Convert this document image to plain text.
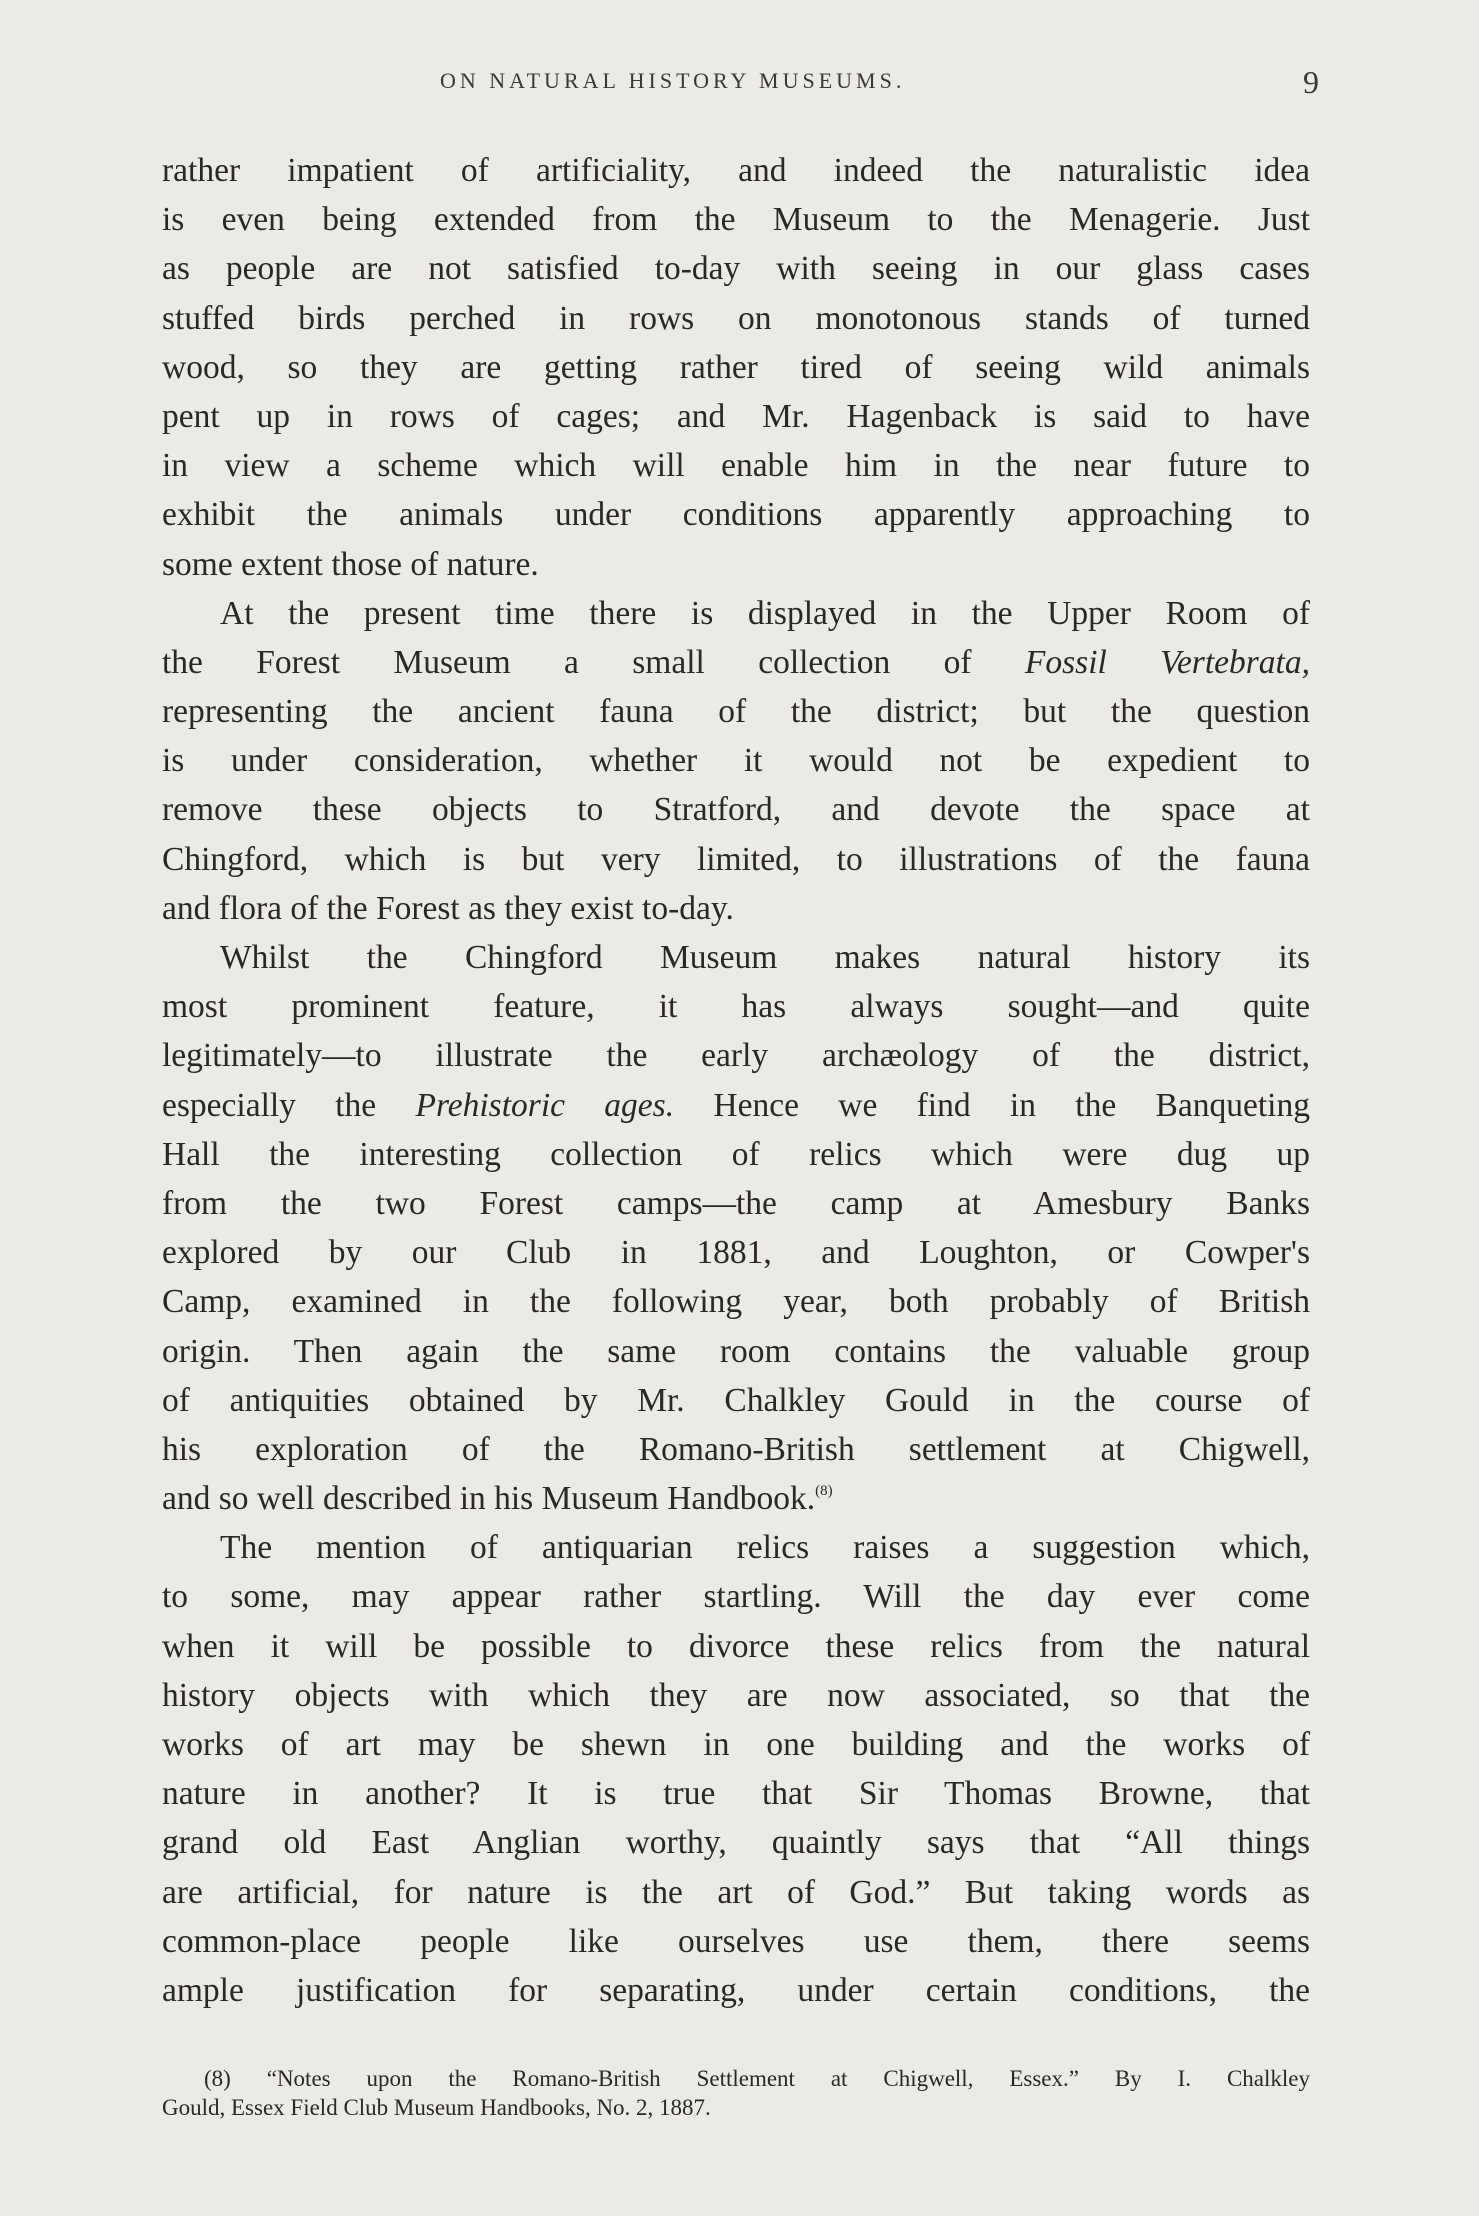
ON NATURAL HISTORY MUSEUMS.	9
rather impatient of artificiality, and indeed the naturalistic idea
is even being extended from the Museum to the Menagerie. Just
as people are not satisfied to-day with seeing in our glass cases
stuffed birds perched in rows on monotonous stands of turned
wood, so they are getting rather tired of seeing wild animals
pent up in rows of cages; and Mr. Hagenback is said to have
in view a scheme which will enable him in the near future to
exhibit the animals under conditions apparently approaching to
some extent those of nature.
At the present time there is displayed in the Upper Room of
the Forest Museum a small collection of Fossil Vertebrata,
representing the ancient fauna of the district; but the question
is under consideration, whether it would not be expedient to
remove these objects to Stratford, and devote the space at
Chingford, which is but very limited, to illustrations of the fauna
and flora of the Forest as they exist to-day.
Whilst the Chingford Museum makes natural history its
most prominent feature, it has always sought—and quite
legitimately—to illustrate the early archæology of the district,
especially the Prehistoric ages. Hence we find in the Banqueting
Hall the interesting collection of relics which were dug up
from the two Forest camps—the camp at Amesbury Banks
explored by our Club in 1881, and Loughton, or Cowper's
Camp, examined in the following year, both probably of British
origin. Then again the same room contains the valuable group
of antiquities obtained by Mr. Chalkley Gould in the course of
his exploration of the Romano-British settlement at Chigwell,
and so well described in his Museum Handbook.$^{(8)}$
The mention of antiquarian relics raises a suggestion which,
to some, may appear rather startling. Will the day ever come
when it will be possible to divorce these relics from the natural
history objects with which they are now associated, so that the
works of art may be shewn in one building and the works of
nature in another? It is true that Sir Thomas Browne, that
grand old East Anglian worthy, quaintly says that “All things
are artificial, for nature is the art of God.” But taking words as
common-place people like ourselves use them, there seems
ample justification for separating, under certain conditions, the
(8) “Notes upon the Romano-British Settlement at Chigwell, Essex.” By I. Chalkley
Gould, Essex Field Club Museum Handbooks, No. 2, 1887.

┄┄┄┄┄┄┄┄┄┄

(WHAT IS EXPECTED): Transcribe the full listing character for character. Pictures are excluded.

(TASK RESPONSE):
Convert this document image to plain text.
ON NATURAL HISTORY MUSEUMS.	9
rather impatient of artificiality, and indeed the naturalistic idea
is even being extended from the Museum to the Menagerie. Just
as people are not satisfied to-day with seeing in our glass cases
stuffed birds perched in rows on monotonous stands of turned
wood, so they are getting rather tired of seeing wild animals
pent up in rows of cages; and Mr. Hagenback is said to have
in view a scheme which will enable him in the near future to
exhibit the animals under conditions apparently approaching to
some extent those of nature.
At the present time there is displayed in the Upper Room of
the Forest Museum a small collection of Fossil Vertebrata,
representing the ancient fauna of the district; but the question
is under consideration, whether it would not be expedient to
remove these objects to Stratford, and devote the space at
Chingford, which is but very limited, to illustrations of the fauna
and flora of the Forest as they exist to-day.
Whilst the Chingford Museum makes natural history its
most prominent feature, it has always sought—and quite
legitimately—to illustrate the early archæology of the district,
especially the Prehistoric ages. Hence we find in the Banqueting
Hall the interesting collection of relics which were dug up
from the two Forest camps—the camp at Amesbury Banks
explored by our Club in 1881, and Loughton, or Cowper's
Camp, examined in the following year, both probably of British
origin. Then again the same room contains the valuable group
of antiquities obtained by Mr. Chalkley Gould in the course of
his exploration of the Romano-British settlement at Chigwell,
and so well described in his Museum Handbook.$^{(8)}$
The mention of antiquarian relics raises a suggestion which,
to some, may appear rather startling. Will the day ever come
when it will be possible to divorce these relics from the natural
history objects with which they are now associated, so that the
works of art may be shewn in one building and the works of
nature in another? It is true that Sir Thomas Browne, that
grand old East Anglian worthy, quaintly says that “All things
are artificial, for nature is the art of God.” But taking words as
common-place people like ourselves use them, there seems
ample justification for separating, under certain conditions, the
(8) “Notes upon the Romano-British Settlement at Chigwell, Essex.” By I. Chalkley
Gould, Essex Field Club Museum Handbooks, No. 2, 1887.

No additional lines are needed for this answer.